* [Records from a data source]
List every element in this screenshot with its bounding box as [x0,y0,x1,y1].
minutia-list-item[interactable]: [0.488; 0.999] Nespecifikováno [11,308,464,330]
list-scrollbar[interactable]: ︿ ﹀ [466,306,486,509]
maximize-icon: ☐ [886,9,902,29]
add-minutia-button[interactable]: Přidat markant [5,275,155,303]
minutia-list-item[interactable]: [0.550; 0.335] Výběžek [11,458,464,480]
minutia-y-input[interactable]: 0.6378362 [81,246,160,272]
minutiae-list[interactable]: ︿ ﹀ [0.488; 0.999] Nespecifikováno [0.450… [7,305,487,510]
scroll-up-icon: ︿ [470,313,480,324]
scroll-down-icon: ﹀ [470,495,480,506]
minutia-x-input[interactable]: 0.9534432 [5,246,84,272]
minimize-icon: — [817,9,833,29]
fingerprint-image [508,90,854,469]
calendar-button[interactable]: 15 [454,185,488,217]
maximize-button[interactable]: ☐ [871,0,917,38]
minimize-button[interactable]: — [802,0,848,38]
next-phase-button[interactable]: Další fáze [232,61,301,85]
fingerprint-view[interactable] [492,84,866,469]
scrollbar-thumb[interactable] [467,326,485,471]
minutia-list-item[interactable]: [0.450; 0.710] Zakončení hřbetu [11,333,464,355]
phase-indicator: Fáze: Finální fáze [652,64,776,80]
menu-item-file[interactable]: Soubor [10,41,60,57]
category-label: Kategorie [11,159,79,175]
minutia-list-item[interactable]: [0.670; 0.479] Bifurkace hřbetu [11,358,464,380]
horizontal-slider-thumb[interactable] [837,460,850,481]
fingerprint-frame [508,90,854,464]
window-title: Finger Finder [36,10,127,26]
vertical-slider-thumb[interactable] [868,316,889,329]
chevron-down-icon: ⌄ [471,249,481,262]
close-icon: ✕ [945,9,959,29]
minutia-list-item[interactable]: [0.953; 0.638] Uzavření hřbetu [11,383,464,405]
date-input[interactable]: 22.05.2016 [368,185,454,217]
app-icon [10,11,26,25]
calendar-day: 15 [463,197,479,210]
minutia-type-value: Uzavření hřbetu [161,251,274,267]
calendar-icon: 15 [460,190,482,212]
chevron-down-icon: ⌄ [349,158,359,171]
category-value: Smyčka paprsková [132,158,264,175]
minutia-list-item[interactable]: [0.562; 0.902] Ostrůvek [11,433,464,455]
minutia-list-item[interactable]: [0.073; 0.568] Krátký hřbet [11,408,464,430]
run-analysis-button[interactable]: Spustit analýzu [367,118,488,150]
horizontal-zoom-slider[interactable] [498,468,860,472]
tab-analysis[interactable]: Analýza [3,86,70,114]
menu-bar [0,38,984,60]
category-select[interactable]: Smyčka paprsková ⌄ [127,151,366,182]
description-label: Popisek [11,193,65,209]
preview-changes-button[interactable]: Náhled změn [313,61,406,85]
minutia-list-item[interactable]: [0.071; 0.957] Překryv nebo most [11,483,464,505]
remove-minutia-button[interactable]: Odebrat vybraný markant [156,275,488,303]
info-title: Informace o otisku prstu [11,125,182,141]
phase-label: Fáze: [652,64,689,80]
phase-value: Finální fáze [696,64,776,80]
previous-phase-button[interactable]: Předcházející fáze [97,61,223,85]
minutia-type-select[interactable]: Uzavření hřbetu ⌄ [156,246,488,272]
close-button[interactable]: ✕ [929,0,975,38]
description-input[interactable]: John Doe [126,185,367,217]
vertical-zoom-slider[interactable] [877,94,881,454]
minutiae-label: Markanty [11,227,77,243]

* [EXERCISE DESCRIPTION]
Return every line of the data above word for word, without any alteration.

* [PROBLEM SOLUTION]
List every element in this screenshot with its bounding box as [x0,y0,x1,y1].
minutia-list-item[interactable]: [0.488; 0.999] Nespecifikováno [11,308,464,330]
list-scrollbar[interactable]: ︿ ﹀ [466,306,486,509]
maximize-icon: ☐ [886,9,902,29]
add-minutia-button[interactable]: Přidat markant [5,275,155,303]
minutia-list-item[interactable]: [0.550; 0.335] Výběžek [11,458,464,480]
minutia-y-input[interactable]: 0.6378362 [81,246,160,272]
minutiae-list[interactable]: ︿ ﹀ [0.488; 0.999] Nespecifikováno [0.450… [7,305,487,510]
scroll-up-icon: ︿ [470,313,480,324]
scroll-down-icon: ﹀ [470,495,480,506]
minutia-x-input[interactable]: 0.9534432 [5,246,84,272]
minimize-icon: — [817,9,833,29]
fingerprint-image [508,90,854,469]
calendar-button[interactable]: 15 [454,185,488,217]
maximize-button[interactable]: ☐ [871,0,917,38]
minimize-button[interactable]: — [802,0,848,38]
next-phase-button[interactable]: Další fáze [232,61,301,85]
fingerprint-view[interactable] [492,84,866,469]
scrollbar-thumb[interactable] [467,326,485,471]
minutia-list-item[interactable]: [0.450; 0.710] Zakončení hřbetu [11,333,464,355]
phase-indicator: Fáze: Finální fáze [652,64,776,80]
menu-item-file[interactable]: Soubor [10,41,60,57]
category-label: Kategorie [11,159,79,175]
minutia-list-item[interactable]: [0.670; 0.479] Bifurkace hřbetu [11,358,464,380]
horizontal-slider-thumb[interactable] [837,460,850,481]
fingerprint-frame [508,90,854,464]
window-title: Finger Finder [36,10,127,26]
vertical-slider-thumb[interactable] [868,316,889,329]
chevron-down-icon: ⌄ [471,249,481,262]
close-icon: ✕ [945,9,959,29]
minutia-list-item[interactable]: [0.953; 0.638] Uzavření hřbetu [11,383,464,405]
date-input[interactable]: 22.05.2016 [368,185,454,217]
app-icon [10,11,26,25]
calendar-day: 15 [463,197,479,210]
minutia-type-value: Uzavření hřbetu [161,251,274,267]
calendar-icon: 15 [460,190,482,212]
chevron-down-icon: ⌄ [349,158,359,171]
category-value: Smyčka paprsková [132,158,264,175]
minutia-list-item[interactable]: [0.562; 0.902] Ostrůvek [11,433,464,455]
minutia-list-item[interactable]: [0.073; 0.568] Krátký hřbet [11,408,464,430]
run-analysis-button[interactable]: Spustit analýzu [367,118,488,150]
horizontal-zoom-slider[interactable] [498,468,860,472]
tab-analysis[interactable]: Analýza [3,86,70,114]
menu-bar [0,38,984,60]
category-select[interactable]: Smyčka paprsková ⌄ [127,151,366,182]
description-label: Popisek [11,193,65,209]
preview-changes-button[interactable]: Náhled změn [313,61,406,85]
minutia-list-item[interactable]: [0.071; 0.957] Překryv nebo most [11,483,464,505]
remove-minutia-button[interactable]: Odebrat vybraný markant [156,275,488,303]
info-title: Informace o otisku prstu [11,125,182,141]
phase-label: Fáze: [652,64,689,80]
phase-value: Finální fáze [696,64,776,80]
previous-phase-button[interactable]: Předcházející fáze [97,61,223,85]
minutia-type-select[interactable]: Uzavření hřbetu ⌄ [156,246,488,272]
close-button[interactable]: ✕ [929,0,975,38]
description-input[interactable]: John Doe [126,185,367,217]
vertical-zoom-slider[interactable] [877,94,881,454]
minutiae-label: Markanty [11,227,77,243]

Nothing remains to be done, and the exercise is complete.